> [Goal]:
Gather all lines from the material that contain the word "Khối".

● ● ●

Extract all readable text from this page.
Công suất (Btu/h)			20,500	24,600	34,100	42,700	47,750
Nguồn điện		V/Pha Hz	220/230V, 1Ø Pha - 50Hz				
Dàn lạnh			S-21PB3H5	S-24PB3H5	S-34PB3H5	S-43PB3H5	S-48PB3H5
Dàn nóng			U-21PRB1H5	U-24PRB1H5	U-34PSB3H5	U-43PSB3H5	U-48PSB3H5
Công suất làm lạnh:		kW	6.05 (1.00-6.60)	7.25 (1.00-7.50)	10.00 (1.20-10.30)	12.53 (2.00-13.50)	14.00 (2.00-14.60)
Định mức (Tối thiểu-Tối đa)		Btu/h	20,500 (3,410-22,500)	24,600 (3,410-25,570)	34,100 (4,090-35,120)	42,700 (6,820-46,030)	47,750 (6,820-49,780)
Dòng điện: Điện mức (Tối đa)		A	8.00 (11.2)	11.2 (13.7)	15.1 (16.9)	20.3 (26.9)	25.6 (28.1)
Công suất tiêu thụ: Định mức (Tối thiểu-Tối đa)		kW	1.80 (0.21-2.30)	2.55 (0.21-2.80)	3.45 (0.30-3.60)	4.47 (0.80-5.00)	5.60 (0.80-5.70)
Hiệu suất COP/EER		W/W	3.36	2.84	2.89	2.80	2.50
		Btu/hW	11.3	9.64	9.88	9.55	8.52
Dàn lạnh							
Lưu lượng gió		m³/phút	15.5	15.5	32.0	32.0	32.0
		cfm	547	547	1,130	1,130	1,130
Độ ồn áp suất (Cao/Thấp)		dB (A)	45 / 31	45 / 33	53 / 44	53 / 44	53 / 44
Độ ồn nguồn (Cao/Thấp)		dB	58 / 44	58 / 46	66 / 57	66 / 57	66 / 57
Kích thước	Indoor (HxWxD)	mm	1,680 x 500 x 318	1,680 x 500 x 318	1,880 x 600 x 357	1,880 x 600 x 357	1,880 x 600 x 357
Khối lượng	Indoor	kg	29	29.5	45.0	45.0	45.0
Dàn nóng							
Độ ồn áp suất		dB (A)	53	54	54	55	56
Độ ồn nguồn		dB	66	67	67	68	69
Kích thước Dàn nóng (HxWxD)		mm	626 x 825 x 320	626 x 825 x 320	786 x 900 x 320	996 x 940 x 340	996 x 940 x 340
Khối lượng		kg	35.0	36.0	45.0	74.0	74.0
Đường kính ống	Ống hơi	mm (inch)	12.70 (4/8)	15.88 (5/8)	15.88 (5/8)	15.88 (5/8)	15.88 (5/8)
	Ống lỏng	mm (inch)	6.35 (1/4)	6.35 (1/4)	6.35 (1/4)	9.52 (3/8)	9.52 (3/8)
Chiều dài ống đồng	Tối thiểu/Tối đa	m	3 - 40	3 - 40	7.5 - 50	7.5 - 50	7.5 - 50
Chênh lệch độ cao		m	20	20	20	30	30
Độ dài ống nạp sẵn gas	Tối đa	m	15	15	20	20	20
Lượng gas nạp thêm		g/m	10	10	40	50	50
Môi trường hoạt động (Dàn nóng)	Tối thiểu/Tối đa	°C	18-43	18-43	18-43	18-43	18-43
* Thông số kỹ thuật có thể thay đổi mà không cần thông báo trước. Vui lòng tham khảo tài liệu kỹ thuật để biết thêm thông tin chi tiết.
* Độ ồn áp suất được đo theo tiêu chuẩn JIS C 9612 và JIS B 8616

● ● ●

> [Solution to the exercise]:
Khối lượng	Indoor	kg	29	29.5	45.0	45.0	45.0
Khối lượng		kg	35.0	36.0	45.0	74.0	74.0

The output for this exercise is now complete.